INSTRUCTIONS TO FOLLOW =
From the entries below, copy every line that holds the word "Wiśniewski".

··········

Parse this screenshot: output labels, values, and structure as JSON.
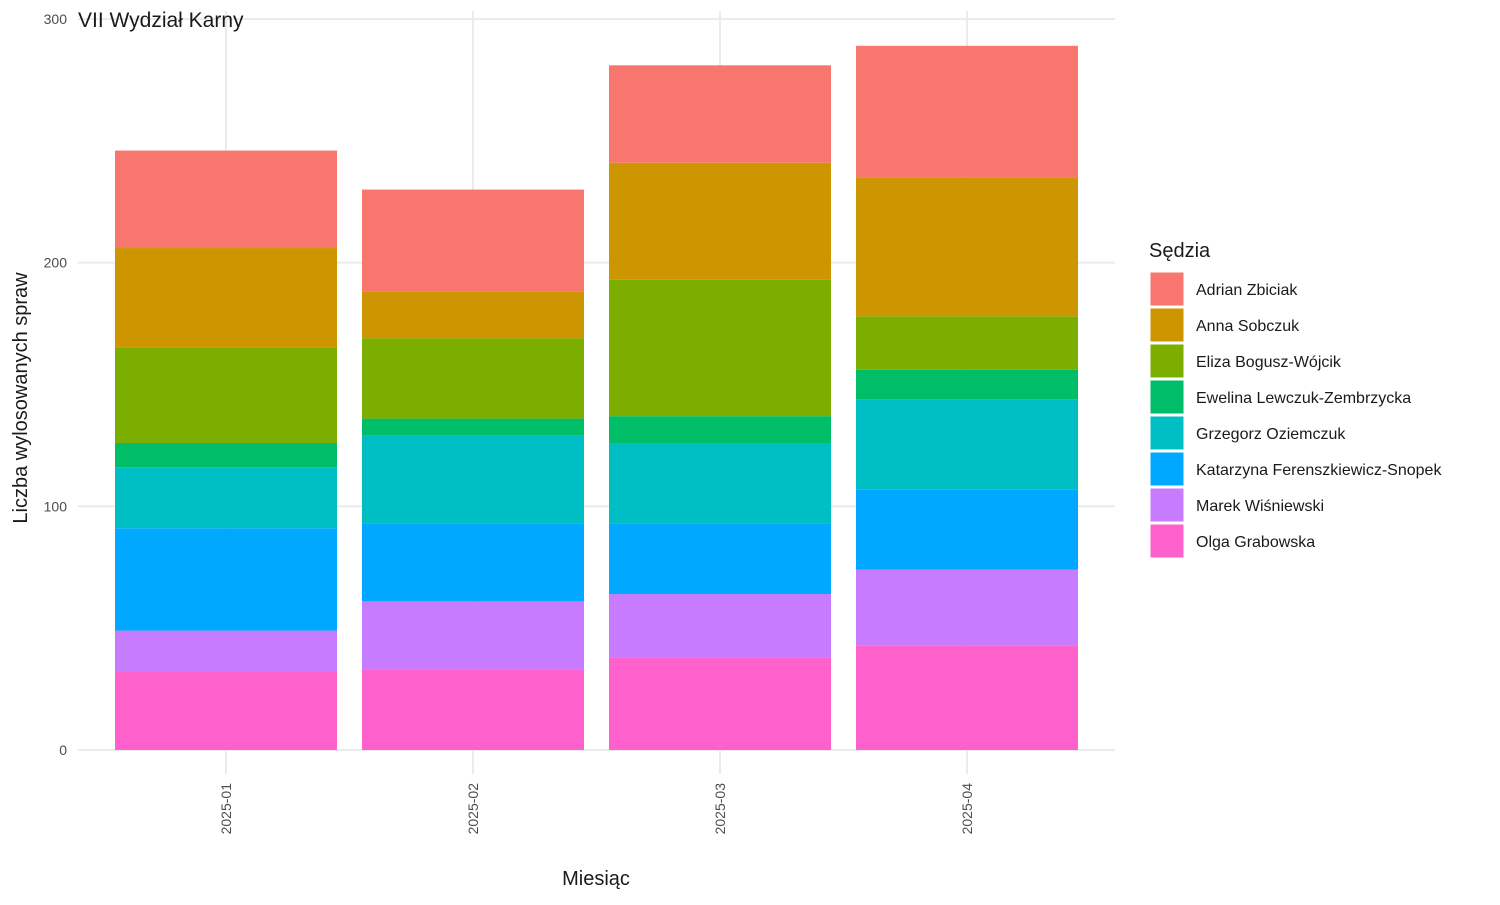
{
  "chart_data": {
    "type": "bar",
    "stacked": true,
    "title": "VII Wydział Karny",
    "xlabel": "Miesiąc",
    "ylabel": "Liczba wylosowanych spraw",
    "ylim": [
      0,
      300
    ],
    "yticks": [
      0,
      100,
      200,
      300
    ],
    "grid": true,
    "legend_position": "right",
    "legend_title": "Sędzia",
    "categories": [
      "2025-01",
      "2025-02",
      "2025-03",
      "2025-04"
    ],
    "series": [
      {
        "name": "Olga Grabowska",
        "color": "#FF61CC",
        "values": [
          32,
          33,
          38,
          43
        ]
      },
      {
        "name": "Marek Wiśniewski",
        "color": "#C77CFF",
        "values": [
          17,
          28,
          26,
          31
        ]
      },
      {
        "name": "Katarzyna Ferenszkiewicz-Snopek",
        "color": "#00A9FF",
        "values": [
          42,
          32,
          29,
          33
        ]
      },
      {
        "name": "Grzegorz Oziemczuk",
        "color": "#00BFC4",
        "values": [
          25,
          36,
          33,
          37
        ]
      },
      {
        "name": "Ewelina Lewczuk-Zembrzycka",
        "color": "#00BE67",
        "values": [
          10,
          7,
          11,
          12
        ]
      },
      {
        "name": "Eliza Bogusz-Wójcik",
        "color": "#7CAE00",
        "values": [
          39,
          33,
          56,
          22
        ]
      },
      {
        "name": "Anna Sobczuk",
        "color": "#CD9600",
        "values": [
          41,
          19,
          48,
          57
        ]
      },
      {
        "name": "Adrian Zbiciak",
        "color": "#F8766D",
        "values": [
          40,
          42,
          40,
          54
        ]
      }
    ],
    "legend_order": [
      "Adrian Zbiciak",
      "Anna Sobczuk",
      "Eliza Bogusz-Wójcik",
      "Ewelina Lewczuk-Zembrzycka",
      "Grzegorz Oziemczuk",
      "Katarzyna Ferenszkiewicz-Snopek",
      "Marek Wiśniewski",
      "Olga Grabowska"
    ]
  }
}
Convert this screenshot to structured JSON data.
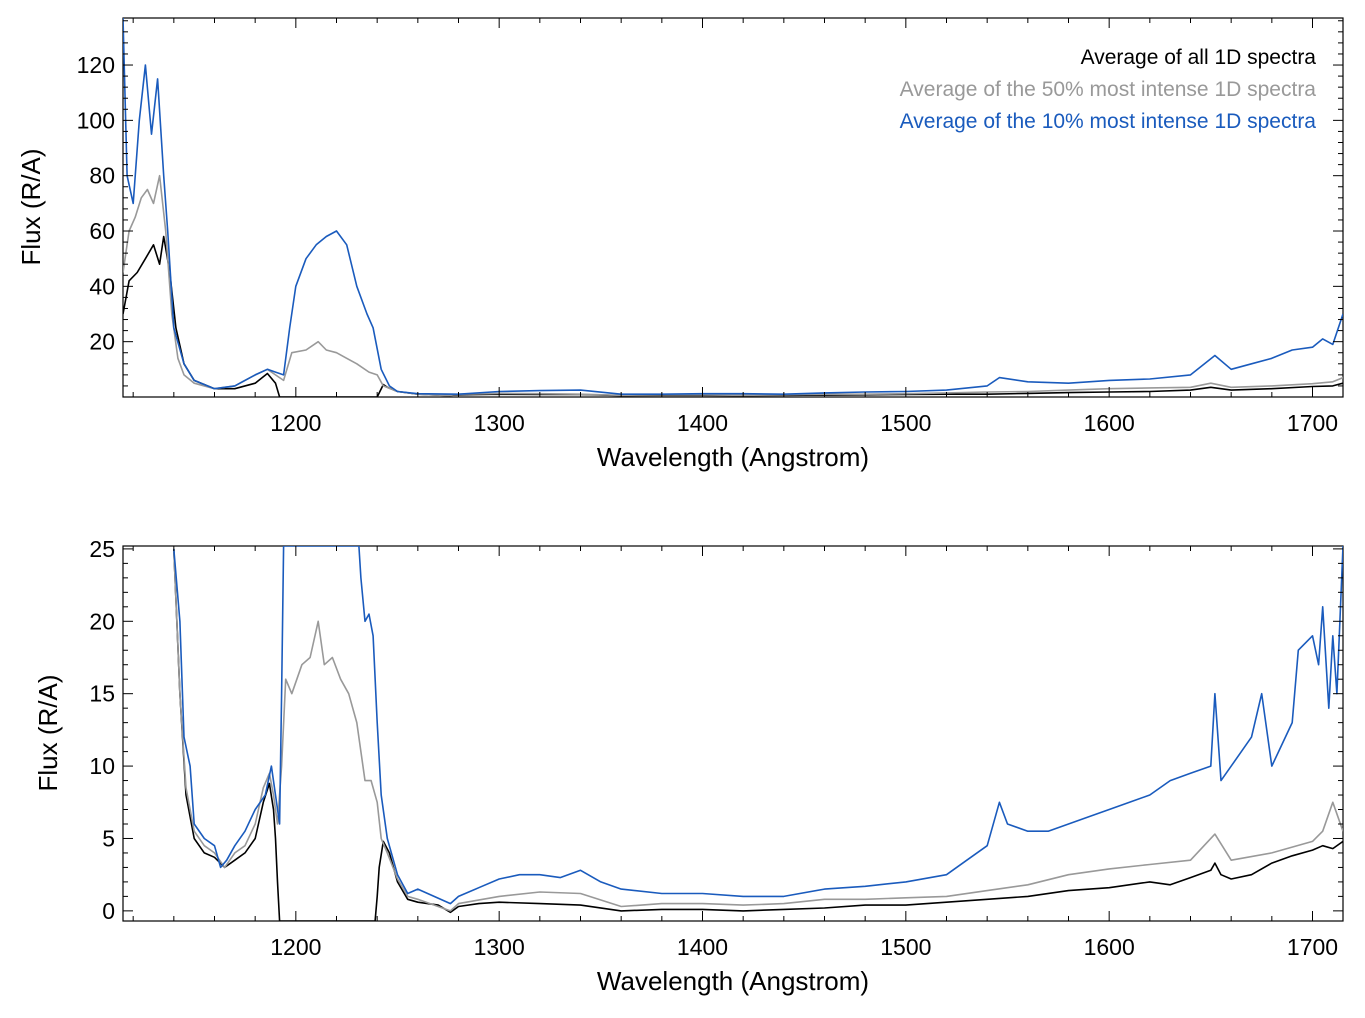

··········

RESPONSE TO THE TASK =
        "name": "Marek Wiśniewski",
      "Marek Wiśniewski",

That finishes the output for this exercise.